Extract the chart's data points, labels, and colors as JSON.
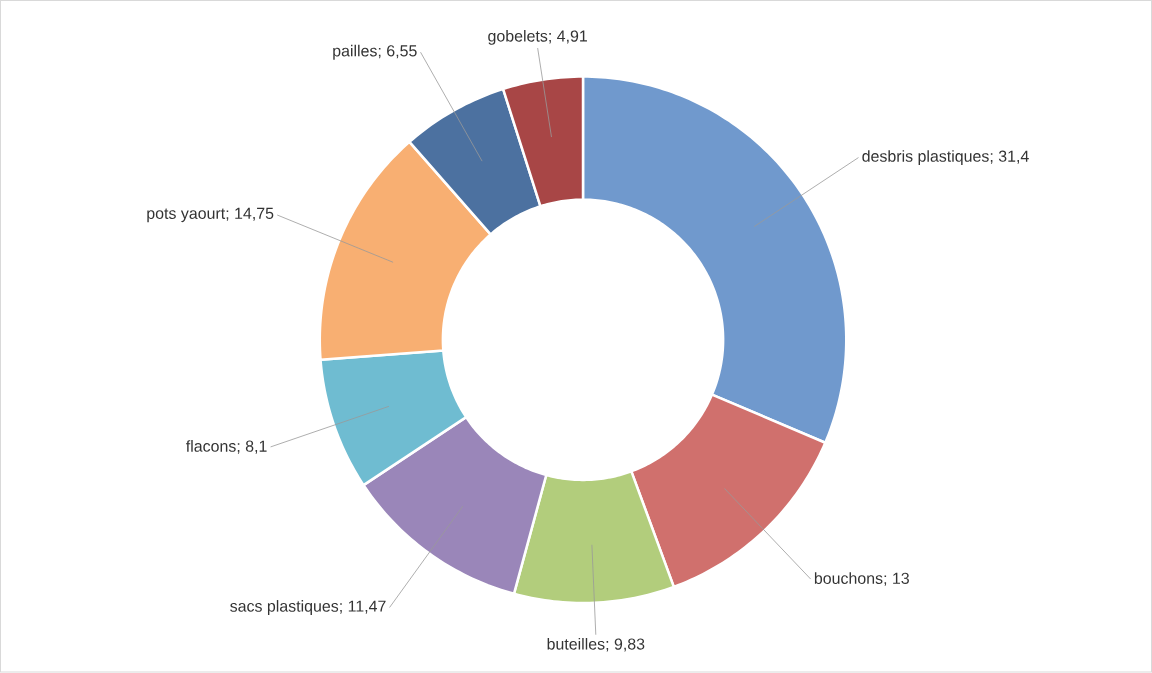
{
  "chart_data": {
    "type": "donut",
    "categories": [
      "desbris plastiques",
      "bouchons",
      "buteilles",
      "sacs plastiques",
      "flacons",
      "pots yaourt",
      "pailles",
      "gobelets"
    ],
    "values": [
      31.4,
      13,
      9.83,
      11.47,
      8.1,
      14.75,
      6.55,
      4.91
    ],
    "value_labels": [
      "; 31,4",
      "; 13",
      "; 9,83",
      "; 11,47",
      "; 8,1",
      "; 14,75",
      "; 6,55",
      "; 4,91"
    ],
    "colors": [
      "#7099cd",
      "#d0706d",
      "#b2cd7c",
      "#9a86b9",
      "#6fbcd1",
      "#f8af72",
      "#4c71a0",
      "#a84646"
    ]
  }
}
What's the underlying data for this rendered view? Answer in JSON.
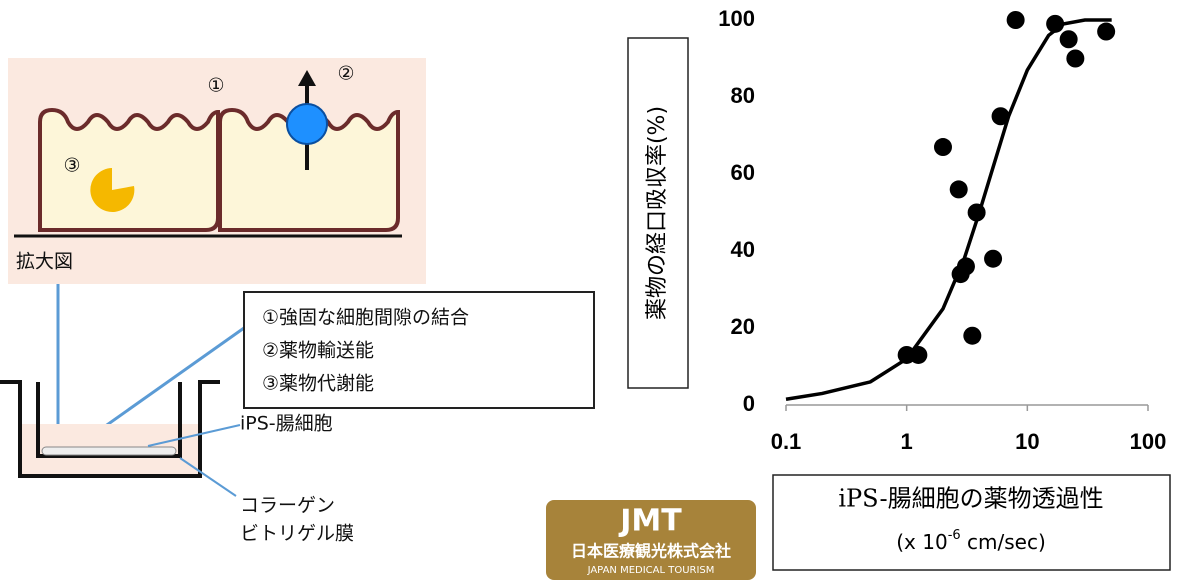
===============
The request: All entries are to be retyped exactly. Omit any embedded images.

Answer:
Extract the chart's data points, labels, and colors as JSON.
{
  "chart_data": {
    "type": "donut",
    "categories": [
      "desbris plastiques",
      "bouchons",
      "buteilles",
      "sacs plastiques",
      "flacons",
      "pots yaourt",
      "pailles",
      "gobelets"
    ],
    "values": [
      31.4,
      13,
      9.83,
      11.47,
      8.1,
      14.75,
      6.55,
      4.91
    ],
    "value_labels": [
      "; 31,4",
      "; 13",
      "; 9,83",
      "; 11,47",
      "; 8,1",
      "; 14,75",
      "; 6,55",
      "; 4,91"
    ],
    "colors": [
      "#7099cd",
      "#d0706d",
      "#b2cd7c",
      "#9a86b9",
      "#6fbcd1",
      "#f8af72",
      "#4c71a0",
      "#a84646"
    ]
  }
}
What's the underlying data for this rendered view? Answer in JSON.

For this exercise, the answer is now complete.